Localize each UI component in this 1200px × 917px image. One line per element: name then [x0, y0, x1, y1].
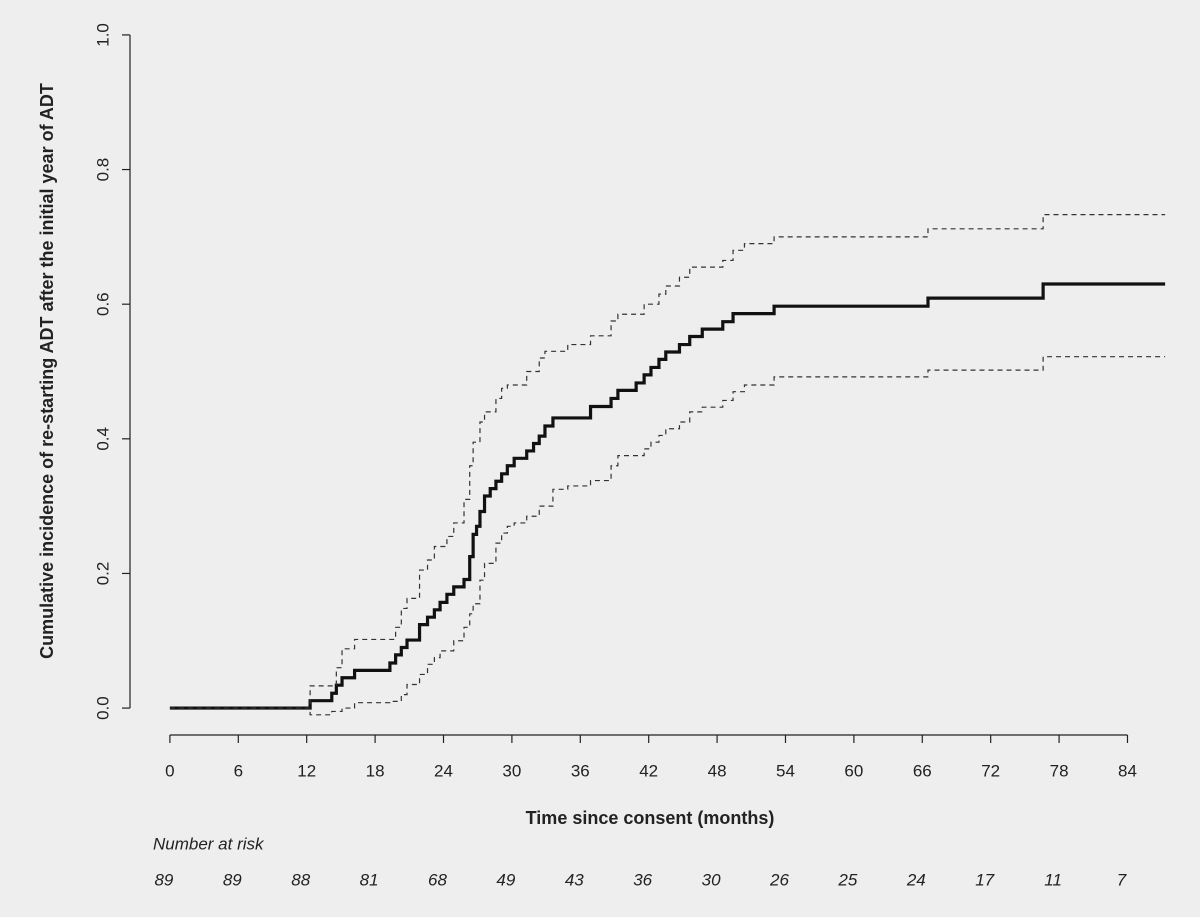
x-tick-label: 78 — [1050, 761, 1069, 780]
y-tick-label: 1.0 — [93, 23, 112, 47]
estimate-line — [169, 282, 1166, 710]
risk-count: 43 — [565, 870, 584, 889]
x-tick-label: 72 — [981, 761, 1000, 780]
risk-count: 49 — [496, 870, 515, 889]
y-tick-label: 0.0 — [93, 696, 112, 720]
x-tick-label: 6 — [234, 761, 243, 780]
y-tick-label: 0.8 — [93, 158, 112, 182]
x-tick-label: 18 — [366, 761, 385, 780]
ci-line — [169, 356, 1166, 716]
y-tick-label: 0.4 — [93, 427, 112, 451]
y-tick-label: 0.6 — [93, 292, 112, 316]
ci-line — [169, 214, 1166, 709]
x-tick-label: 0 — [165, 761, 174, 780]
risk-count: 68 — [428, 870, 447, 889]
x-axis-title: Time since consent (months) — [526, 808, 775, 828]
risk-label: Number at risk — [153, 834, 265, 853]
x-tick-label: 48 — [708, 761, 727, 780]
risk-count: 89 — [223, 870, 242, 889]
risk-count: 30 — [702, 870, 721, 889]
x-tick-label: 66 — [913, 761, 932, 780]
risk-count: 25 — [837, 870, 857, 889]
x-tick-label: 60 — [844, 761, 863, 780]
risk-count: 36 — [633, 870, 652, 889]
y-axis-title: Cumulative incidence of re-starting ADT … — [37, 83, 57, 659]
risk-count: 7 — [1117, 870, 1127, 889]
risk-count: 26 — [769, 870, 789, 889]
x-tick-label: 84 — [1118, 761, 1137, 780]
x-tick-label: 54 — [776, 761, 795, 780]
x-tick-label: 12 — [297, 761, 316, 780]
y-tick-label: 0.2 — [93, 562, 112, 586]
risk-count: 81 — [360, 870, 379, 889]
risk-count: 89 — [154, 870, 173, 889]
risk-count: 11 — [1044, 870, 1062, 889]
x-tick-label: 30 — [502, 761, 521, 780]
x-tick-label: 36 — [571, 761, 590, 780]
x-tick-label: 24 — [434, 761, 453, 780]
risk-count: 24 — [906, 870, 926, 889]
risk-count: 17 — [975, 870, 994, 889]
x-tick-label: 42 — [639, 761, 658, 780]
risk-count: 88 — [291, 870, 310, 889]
--
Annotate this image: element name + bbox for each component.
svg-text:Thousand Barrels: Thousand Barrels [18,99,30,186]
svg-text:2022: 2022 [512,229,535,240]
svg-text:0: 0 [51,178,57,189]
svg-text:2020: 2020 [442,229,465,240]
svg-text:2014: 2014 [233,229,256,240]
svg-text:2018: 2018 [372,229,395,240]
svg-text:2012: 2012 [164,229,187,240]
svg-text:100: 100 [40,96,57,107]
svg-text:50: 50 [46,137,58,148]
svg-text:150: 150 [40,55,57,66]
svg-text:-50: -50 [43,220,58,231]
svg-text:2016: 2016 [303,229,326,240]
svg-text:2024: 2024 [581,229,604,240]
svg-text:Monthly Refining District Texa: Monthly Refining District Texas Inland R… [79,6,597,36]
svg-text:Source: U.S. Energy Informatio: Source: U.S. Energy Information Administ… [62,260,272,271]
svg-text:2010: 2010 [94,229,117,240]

YOUR TASK -> Convert the records starting at the line that contains "Annotate this image: element" and ending at the line that contains "svg-text:Monthly Refining District" into a numbered list, leaving out blank lines.

WRITTEN RESPONSE ->
1. Annotate this image: element name + bbox for each component.
2. svg-text:Thousand Barrels: Thousand Barrels [18,99,30,186]
3. svg-text:2022: 2022 [512,229,535,240]
4. svg-text:0: 0 [51,178,57,189]
5. svg-text:2020: 2020 [442,229,465,240]
6. svg-text:2014: 2014 [233,229,256,240]
7. svg-text:2018: 2018 [372,229,395,240]
8. svg-text:2012: 2012 [164,229,187,240]
9. svg-text:100: 100 [40,96,57,107]
10. svg-text:50: 50 [46,137,58,148]
11. svg-text:150: 150 [40,55,57,66]
12. svg-text:-50: -50 [43,220,58,231]
13. svg-text:2016: 2016 [303,229,326,240]
14. svg-text:2024: 2024 [581,229,604,240]
15. svg-text:Monthly Refining District Texa: Monthly Refining District Texas Inland R… [79,6,597,36]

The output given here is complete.